## Begin Rows

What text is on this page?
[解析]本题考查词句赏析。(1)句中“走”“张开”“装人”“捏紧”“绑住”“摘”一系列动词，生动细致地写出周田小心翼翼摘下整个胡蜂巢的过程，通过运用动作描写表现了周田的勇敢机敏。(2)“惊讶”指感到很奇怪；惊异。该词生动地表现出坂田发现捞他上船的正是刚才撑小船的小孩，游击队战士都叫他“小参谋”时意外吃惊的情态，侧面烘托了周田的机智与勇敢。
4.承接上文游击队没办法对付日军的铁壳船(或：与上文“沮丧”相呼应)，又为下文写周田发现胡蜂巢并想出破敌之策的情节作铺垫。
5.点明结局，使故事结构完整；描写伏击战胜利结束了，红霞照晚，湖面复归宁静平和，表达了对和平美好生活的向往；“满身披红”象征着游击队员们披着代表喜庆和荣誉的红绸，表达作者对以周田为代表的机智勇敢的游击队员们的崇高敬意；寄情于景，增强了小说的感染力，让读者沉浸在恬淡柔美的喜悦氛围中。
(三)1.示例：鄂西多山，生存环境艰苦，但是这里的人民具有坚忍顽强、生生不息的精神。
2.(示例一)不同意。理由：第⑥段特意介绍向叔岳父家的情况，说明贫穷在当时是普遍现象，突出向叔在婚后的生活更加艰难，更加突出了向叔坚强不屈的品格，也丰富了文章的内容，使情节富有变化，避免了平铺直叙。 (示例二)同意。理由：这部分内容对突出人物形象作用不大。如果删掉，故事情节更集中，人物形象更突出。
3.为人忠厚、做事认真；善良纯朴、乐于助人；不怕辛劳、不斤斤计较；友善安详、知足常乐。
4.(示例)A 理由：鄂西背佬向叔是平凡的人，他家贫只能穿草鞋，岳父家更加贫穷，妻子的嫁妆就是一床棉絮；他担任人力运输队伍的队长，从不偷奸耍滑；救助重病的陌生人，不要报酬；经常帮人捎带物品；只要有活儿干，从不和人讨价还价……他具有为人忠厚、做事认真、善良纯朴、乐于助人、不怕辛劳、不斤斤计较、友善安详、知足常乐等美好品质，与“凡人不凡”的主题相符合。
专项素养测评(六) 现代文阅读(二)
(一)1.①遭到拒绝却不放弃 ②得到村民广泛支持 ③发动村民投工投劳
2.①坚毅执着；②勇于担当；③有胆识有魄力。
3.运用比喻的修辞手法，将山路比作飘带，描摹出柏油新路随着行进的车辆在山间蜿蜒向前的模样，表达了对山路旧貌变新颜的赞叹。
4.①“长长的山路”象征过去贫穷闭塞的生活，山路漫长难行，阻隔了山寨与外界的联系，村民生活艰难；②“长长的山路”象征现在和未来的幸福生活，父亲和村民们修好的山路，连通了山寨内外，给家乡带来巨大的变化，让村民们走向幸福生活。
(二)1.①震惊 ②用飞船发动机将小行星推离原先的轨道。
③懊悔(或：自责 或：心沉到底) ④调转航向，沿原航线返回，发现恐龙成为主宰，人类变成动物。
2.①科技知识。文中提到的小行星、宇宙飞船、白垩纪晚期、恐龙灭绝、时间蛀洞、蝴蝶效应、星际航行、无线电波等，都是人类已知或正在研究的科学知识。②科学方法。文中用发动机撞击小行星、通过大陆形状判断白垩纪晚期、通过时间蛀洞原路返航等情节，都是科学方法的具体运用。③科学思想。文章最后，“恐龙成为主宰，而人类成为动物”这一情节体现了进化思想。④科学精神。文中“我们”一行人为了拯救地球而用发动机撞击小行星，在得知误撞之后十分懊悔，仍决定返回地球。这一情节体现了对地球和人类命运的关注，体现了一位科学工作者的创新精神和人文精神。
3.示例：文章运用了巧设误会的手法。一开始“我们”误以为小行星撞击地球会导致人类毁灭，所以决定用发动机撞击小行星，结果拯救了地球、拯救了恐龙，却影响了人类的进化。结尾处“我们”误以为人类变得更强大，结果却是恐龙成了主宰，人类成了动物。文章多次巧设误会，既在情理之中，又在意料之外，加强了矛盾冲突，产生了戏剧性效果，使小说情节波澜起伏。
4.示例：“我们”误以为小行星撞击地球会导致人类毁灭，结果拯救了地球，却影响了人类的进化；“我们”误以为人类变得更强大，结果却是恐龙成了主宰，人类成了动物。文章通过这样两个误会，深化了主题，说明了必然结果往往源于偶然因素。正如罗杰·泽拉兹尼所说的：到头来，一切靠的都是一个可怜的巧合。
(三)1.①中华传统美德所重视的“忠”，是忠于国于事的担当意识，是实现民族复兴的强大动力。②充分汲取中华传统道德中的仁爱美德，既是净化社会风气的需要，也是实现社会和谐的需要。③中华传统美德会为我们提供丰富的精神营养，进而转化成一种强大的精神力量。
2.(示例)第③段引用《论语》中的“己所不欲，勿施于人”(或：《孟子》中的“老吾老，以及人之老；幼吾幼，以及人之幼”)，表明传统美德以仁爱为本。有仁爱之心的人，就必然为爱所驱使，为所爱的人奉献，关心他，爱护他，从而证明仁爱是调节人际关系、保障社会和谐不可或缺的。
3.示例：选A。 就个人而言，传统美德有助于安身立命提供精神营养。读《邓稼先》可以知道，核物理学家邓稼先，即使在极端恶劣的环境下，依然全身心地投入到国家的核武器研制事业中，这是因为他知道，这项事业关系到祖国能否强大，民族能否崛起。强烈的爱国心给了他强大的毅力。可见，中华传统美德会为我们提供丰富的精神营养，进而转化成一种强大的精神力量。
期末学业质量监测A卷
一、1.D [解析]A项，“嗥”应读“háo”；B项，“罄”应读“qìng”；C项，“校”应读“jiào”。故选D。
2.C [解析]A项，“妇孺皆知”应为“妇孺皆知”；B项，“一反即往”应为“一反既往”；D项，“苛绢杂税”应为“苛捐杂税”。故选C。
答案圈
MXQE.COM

## End Rows

Set task
Write out all the data again, exactly as it appears.

Exercise result
What text is on this page?
[解析]本题考查词句赏析。(1)句中“走”“张开”“装人”“捏紧”“绑住”“摘”一系列动词，生动细致地写出周田小心翼翼摘下整个胡蜂巢的过程，通过运用动作描写表现了周田的勇敢机敏。(2)“惊讶”指感到很奇怪；惊异。该词生动地表现出坂田发现捞他上船的正是刚才撑小船的小孩，游击队战士都叫他“小参谋”时意外吃惊的情态，侧面烘托了周田的机智与勇敢。
4.承接上文游击队没办法对付日军的铁壳船(或：与上文“沮丧”相呼应)，又为下文写周田发现胡蜂巢并想出破敌之策的情节作铺垫。
5.点明结局，使故事结构完整；描写伏击战胜利结束了，红霞照晚，湖面复归宁静平和，表达了对和平美好生活的向往；“满身披红”象征着游击队员们披着代表喜庆和荣誉的红绸，表达作者对以周田为代表的机智勇敢的游击队员们的崇高敬意；寄情于景，增强了小说的感染力，让读者沉浸在恬淡柔美的喜悦氛围中。
(三)1.示例：鄂西多山，生存环境艰苦，但是这里的人民具有坚忍顽强、生生不息的精神。
2.(示例一)不同意。理由：第⑥段特意介绍向叔岳父家的情况，说明贫穷在当时是普遍现象，突出向叔在婚后的生活更加艰难，更加突出了向叔坚强不屈的品格，也丰富了文章的内容，使情节富有变化，避免了平铺直叙。 (示例二)同意。理由：这部分内容对突出人物形象作用不大。如果删掉，故事情节更集中，人物形象更突出。
3.为人忠厚、做事认真；善良纯朴、乐于助人；不怕辛劳、不斤斤计较；友善安详、知足常乐。
4.(示例)A 理由：鄂西背佬向叔是平凡的人，他家贫只能穿草鞋，岳父家更加贫穷，妻子的嫁妆就是一床棉絮；他担任人力运输队伍的队长，从不偷奸耍滑；救助重病的陌生人，不要报酬；经常帮人捎带物品；只要有活儿干，从不和人讨价还价……他具有为人忠厚、做事认真、善良纯朴、乐于助人、不怕辛劳、不斤斤计较、友善安详、知足常乐等美好品质，与“凡人不凡”的主题相符合。
专项素养测评(六) 现代文阅读(二)
(一)1.①遭到拒绝却不放弃 ②得到村民广泛支持 ③发动村民投工投劳
2.①坚毅执着；②勇于担当；③有胆识有魄力。
3.运用比喻的修辞手法，将山路比作飘带，描摹出柏油新路随着行进的车辆在山间蜿蜒向前的模样，表达了对山路旧貌变新颜的赞叹。
4.①“长长的山路”象征过去贫穷闭塞的生活，山路漫长难行，阻隔了山寨与外界的联系，村民生活艰难；②“长长的山路”象征现在和未来的幸福生活，父亲和村民们修好的山路，连通了山寨内外，给家乡带来巨大的变化，让村民们走向幸福生活。
(二)1.①震惊 ②用飞船发动机将小行星推离原先的轨道。
③懊悔(或：自责 或：心沉到底) ④调转航向，沿原航线返回，发现恐龙成为主宰，人类变成动物。
2.①科技知识。文中提到的小行星、宇宙飞船、白垩纪晚期、恐龙灭绝、时间蛀洞、蝴蝶效应、星际航行、无线电波等，都是人类已知或正在研究的科学知识。②科学方法。文中用发动机撞击小行星、通过大陆形状判断白垩纪晚期、通过时间蛀洞原路返航等情节，都是科学方法的具体运用。③科学思想。文章最后，“恐龙成为主宰，而人类成为动物”这一情节体现了进化思想。④科学精神。文中“我们”一行人为了拯救地球而用发动机撞击小行星，在得知误撞之后十分懊悔，仍决定返回地球。这一情节体现了对地球和人类命运的关注，体现了一位科学工作者的创新精神和人文精神。
3.示例：文章运用了巧设误会的手法。一开始“我们”误以为小行星撞击地球会导致人类毁灭，所以决定用发动机撞击小行星，结果拯救了地球、拯救了恐龙，却影响了人类的进化。结尾处“我们”误以为人类变得更强大，结果却是恐龙成了主宰，人类成了动物。文章多次巧设误会，既在情理之中，又在意料之外，加强了矛盾冲突，产生了戏剧性效果，使小说情节波澜起伏。
4.示例：“我们”误以为小行星撞击地球会导致人类毁灭，结果拯救了地球，却影响了人类的进化；“我们”误以为人类变得更强大，结果却是恐龙成了主宰，人类成了动物。文章通过这样两个误会，深化了主题，说明了必然结果往往源于偶然因素。正如罗杰·泽拉兹尼所说的：到头来，一切靠的都是一个可怜的巧合。
(三)1.①中华传统美德所重视的“忠”，是忠于国于事的担当意识，是实现民族复兴的强大动力。②充分汲取中华传统道德中的仁爱美德，既是净化社会风气的需要，也是实现社会和谐的需要。③中华传统美德会为我们提供丰富的精神营养，进而转化成一种强大的精神力量。
2.(示例)第③段引用《论语》中的“己所不欲，勿施于人”(或：《孟子》中的“老吾老，以及人之老；幼吾幼，以及人之幼”)，表明传统美德以仁爱为本。有仁爱之心的人，就必然为爱所驱使，为所爱的人奉献，关心他，爱护他，从而证明仁爱是调节人际关系、保障社会和谐不可或缺的。
3.示例：选A。 就个人而言，传统美德有助于安身立命提供精神营养。读《邓稼先》可以知道，核物理学家邓稼先，即使在极端恶劣的环境下，依然全身心地投入到国家的核武器研制事业中，这是因为他知道，这项事业关系到祖国能否强大，民族能否崛起。强烈的爱国心给了他强大的毅力。可见，中华传统美德会为我们提供丰富的精神营养，进而转化成一种强大的精神力量。
期末学业质量监测A卷
一、1.D [解析]A项，“嗥”应读“háo”；B项，“罄”应读“qìng”；C项，“校”应读“jiào”。故选D。
2.C [解析]A项，“妇孺皆知”应为“妇孺皆知”；B项，“一反即往”应为“一反既往”；D项，“苛绢杂税”应为“苛捐杂税”。故选C。
答案圈
MXQE.COM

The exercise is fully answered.